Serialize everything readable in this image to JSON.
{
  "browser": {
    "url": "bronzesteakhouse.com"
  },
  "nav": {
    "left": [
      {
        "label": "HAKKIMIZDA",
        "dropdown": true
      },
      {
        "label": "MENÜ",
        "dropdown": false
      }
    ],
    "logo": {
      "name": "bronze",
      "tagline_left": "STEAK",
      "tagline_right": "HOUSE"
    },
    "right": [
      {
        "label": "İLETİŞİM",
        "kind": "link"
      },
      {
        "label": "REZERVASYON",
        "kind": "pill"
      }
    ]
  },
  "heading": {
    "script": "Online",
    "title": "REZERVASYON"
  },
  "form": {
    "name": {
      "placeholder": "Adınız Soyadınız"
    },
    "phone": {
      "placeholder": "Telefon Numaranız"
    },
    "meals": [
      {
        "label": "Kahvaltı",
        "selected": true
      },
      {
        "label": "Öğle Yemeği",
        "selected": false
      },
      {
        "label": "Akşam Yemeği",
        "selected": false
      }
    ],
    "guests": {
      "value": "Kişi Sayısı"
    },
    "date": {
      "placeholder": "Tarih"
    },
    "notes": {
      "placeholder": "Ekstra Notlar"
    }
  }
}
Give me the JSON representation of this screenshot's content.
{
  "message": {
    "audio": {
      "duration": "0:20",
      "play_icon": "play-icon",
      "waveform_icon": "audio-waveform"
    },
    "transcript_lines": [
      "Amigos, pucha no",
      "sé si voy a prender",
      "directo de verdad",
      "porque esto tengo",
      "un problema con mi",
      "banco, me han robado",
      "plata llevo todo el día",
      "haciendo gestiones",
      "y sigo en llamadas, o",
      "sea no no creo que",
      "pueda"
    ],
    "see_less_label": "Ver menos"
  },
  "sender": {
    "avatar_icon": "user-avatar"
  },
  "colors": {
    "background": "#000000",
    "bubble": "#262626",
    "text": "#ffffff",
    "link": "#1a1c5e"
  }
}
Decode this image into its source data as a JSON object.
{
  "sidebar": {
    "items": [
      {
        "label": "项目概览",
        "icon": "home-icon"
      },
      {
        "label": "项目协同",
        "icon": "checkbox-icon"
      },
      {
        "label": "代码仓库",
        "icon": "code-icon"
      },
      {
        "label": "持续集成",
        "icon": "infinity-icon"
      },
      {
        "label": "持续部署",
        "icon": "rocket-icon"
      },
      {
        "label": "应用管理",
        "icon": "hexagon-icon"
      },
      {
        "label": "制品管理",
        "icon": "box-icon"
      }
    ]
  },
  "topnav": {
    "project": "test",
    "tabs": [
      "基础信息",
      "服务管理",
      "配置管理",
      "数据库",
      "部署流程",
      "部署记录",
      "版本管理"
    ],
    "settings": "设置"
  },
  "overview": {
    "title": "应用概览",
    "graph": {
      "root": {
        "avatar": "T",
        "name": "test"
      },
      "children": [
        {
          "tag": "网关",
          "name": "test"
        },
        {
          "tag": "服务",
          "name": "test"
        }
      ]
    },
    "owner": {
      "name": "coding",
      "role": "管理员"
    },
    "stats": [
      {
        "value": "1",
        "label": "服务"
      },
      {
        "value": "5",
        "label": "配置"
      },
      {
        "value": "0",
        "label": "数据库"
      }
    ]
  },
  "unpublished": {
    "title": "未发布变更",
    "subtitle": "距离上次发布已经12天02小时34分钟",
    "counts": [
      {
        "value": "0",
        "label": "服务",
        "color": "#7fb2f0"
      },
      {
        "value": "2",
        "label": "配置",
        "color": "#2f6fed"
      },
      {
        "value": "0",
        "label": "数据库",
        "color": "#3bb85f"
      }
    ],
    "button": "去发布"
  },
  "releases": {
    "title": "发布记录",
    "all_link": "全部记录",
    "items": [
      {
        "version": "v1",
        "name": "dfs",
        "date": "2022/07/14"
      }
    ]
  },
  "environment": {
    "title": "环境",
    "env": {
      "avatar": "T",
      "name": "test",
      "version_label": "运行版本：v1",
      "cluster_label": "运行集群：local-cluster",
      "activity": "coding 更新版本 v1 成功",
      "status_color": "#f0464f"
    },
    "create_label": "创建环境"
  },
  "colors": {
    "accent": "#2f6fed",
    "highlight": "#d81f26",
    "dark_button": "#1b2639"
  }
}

=-=-=

**WRITTEN EXERCISE**
Copy all the entries verbatim.

**SOLUTION FOR THIS PROBLEM**
Serialize everything readable in this image to JSON.
{
  "browser": {
    "url": "bronzesteakhouse.com"
  },
  "nav": {
    "left": [
      {
        "label": "HAKKIMIZDA",
        "dropdown": true
      },
      {
        "label": "MENÜ",
        "dropdown": false
      }
    ],
    "logo": {
      "name": "bronze",
      "tagline_left": "STEAK",
      "tagline_right": "HOUSE"
    },
    "right": [
      {
        "label": "İLETİŞİM",
        "kind": "link"
      },
      {
        "label": "REZERVASYON",
        "kind": "pill"
      }
    ]
  },
  "heading": {
    "script": "Online",
    "title": "REZERVASYON"
  },
  "form": {
    "name": {
      "placeholder": "Adınız Soyadınız"
    },
    "phone": {
      "placeholder": "Telefon Numaranız"
    },
    "meals": [
      {
        "label": "Kahvaltı",
        "selected": true
      },
      {
        "label": "Öğle Yemeği",
        "selected": false
      },
      {
        "label": "Akşam Yemeği",
        "selected": false
      }
    ],
    "guests": {
      "value": "Kişi Sayısı"
    },
    "date": {
      "placeholder": "Tarih"
    },
    "notes": {
      "placeholder": "Ekstra Notlar"
    }
  }
}
Give me the JSON representation of this screenshot's content.
{
  "message": {
    "audio": {
      "duration": "0:20",
      "play_icon": "play-icon",
      "waveform_icon": "audio-waveform"
    },
    "transcript_lines": [
      "Amigos, pucha no",
      "sé si voy a prender",
      "directo de verdad",
      "porque esto tengo",
      "un problema con mi",
      "banco, me han robado",
      "plata llevo todo el día",
      "haciendo gestiones",
      "y sigo en llamadas, o",
      "sea no no creo que",
      "pueda"
    ],
    "see_less_label": "Ver menos"
  },
  "sender": {
    "avatar_icon": "user-avatar"
  },
  "colors": {
    "background": "#000000",
    "bubble": "#262626",
    "text": "#ffffff",
    "link": "#1a1c5e"
  }
}
Decode this image into its source data as a JSON object.
{
  "sidebar": {
    "items": [
      {
        "label": "项目概览",
        "icon": "home-icon"
      },
      {
        "label": "项目协同",
        "icon": "checkbox-icon"
      },
      {
        "label": "代码仓库",
        "icon": "code-icon"
      },
      {
        "label": "持续集成",
        "icon": "infinity-icon"
      },
      {
        "label": "持续部署",
        "icon": "rocket-icon"
      },
      {
        "label": "应用管理",
        "icon": "hexagon-icon"
      },
      {
        "label": "制品管理",
        "icon": "box-icon"
      }
    ]
  },
  "topnav": {
    "project": "test",
    "tabs": [
      "基础信息",
      "服务管理",
      "配置管理",
      "数据库",
      "部署流程",
      "部署记录",
      "版本管理"
    ],
    "settings": "设置"
  },
  "overview": {
    "title": "应用概览",
    "graph": {
      "root": {
        "avatar": "T",
        "name": "test"
      },
      "children": [
        {
          "tag": "网关",
          "name": "test"
        },
        {
          "tag": "服务",
          "name": "test"
        }
      ]
    },
    "owner": {
      "name": "coding",
      "role": "管理员"
    },
    "stats": [
      {
        "value": "1",
        "label": "服务"
      },
      {
        "value": "5",
        "label": "配置"
      },
      {
        "value": "0",
        "label": "数据库"
      }
    ]
  },
  "unpublished": {
    "title": "未发布变更",
    "subtitle": "距离上次发布已经12天02小时34分钟",
    "counts": [
      {
        "value": "0",
        "label": "服务",
        "color": "#7fb2f0"
      },
      {
        "value": "2",
        "label": "配置",
        "color": "#2f6fed"
      },
      {
        "value": "0",
        "label": "数据库",
        "color": "#3bb85f"
      }
    ],
    "button": "去发布"
  },
  "releases": {
    "title": "发布记录",
    "all_link": "全部记录",
    "items": [
      {
        "version": "v1",
        "name": "dfs",
        "date": "2022/07/14"
      }
    ]
  },
  "environment": {
    "title": "环境",
    "env": {
      "avatar": "T",
      "name": "test",
      "version_label": "运行版本：v1",
      "cluster_label": "运行集群：local-cluster",
      "activity": "coding 更新版本 v1 成功",
      "status_color": "#f0464f"
    },
    "create_label": "创建环境"
  },
  "colors": {
    "accent": "#2f6fed",
    "highlight": "#d81f26",
    "dark_button": "#1b2639"
  }
}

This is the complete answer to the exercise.